[[ SUPPLIED DATA, beginning ]]
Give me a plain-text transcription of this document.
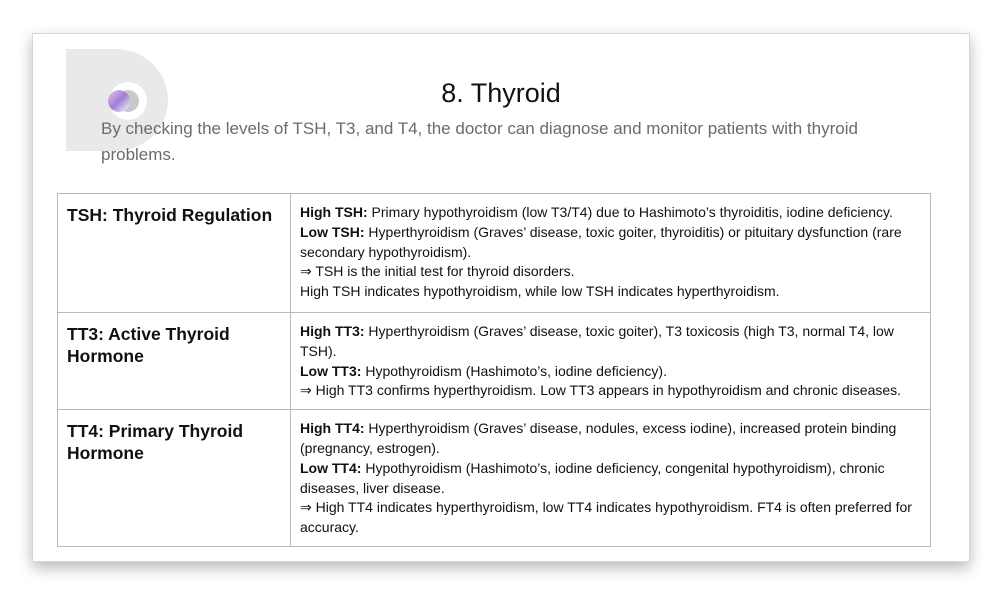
8. Thyroid
By checking the levels of TSH, T3, and T4, the doctor can diagnose and monitor patients with thyroid problems.
TSH: Thyroid Regulation	High TSH: Primary hypothyroidism (low T3/T4) due to Hashimoto’s thyroiditis, iodine deficiency.
Low TSH: Hyperthyroidism (Graves’ disease, toxic goiter, thyroiditis) or pituitary dysfunction (rare secondary hypothyroidism).
⇒ TSH is the initial test for thyroid disorders.
High TSH indicates hypothyroidism, while low TSH indicates hyperthyroidism.
TT3: Active Thyroid Hormone	High TT3: Hyperthyroidism (Graves’ disease, toxic goiter), T3 toxicosis (high T3, normal T4, low TSH).
Low TT3: Hypothyroidism (Hashimoto’s, iodine deficiency).
⇒ High TT3 confirms hyperthyroidism. Low TT3 appears in hypothyroidism and chronic diseases.
TT4: Primary Thyroid Hormone	High TT4: Hyperthyroidism (Graves’ disease, nodules, excess iodine), increased protein binding (pregnancy, estrogen).
Low TT4: Hypothyroidism (Hashimoto’s, iodine deficiency, congenital hypothyroidism), chronic diseases, liver disease.
⇒ High TT4 indicates hyperthyroidism, low TT4 indicates hypothyroidism. FT4 is often preferred for accuracy.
[[ SUPPLIED DATA, end ]]
• PROBLEM
What is the number of lines above that contain the string "chronic"? Answer with the number alone.

• SOLUTION TO THIS PROBLEM
2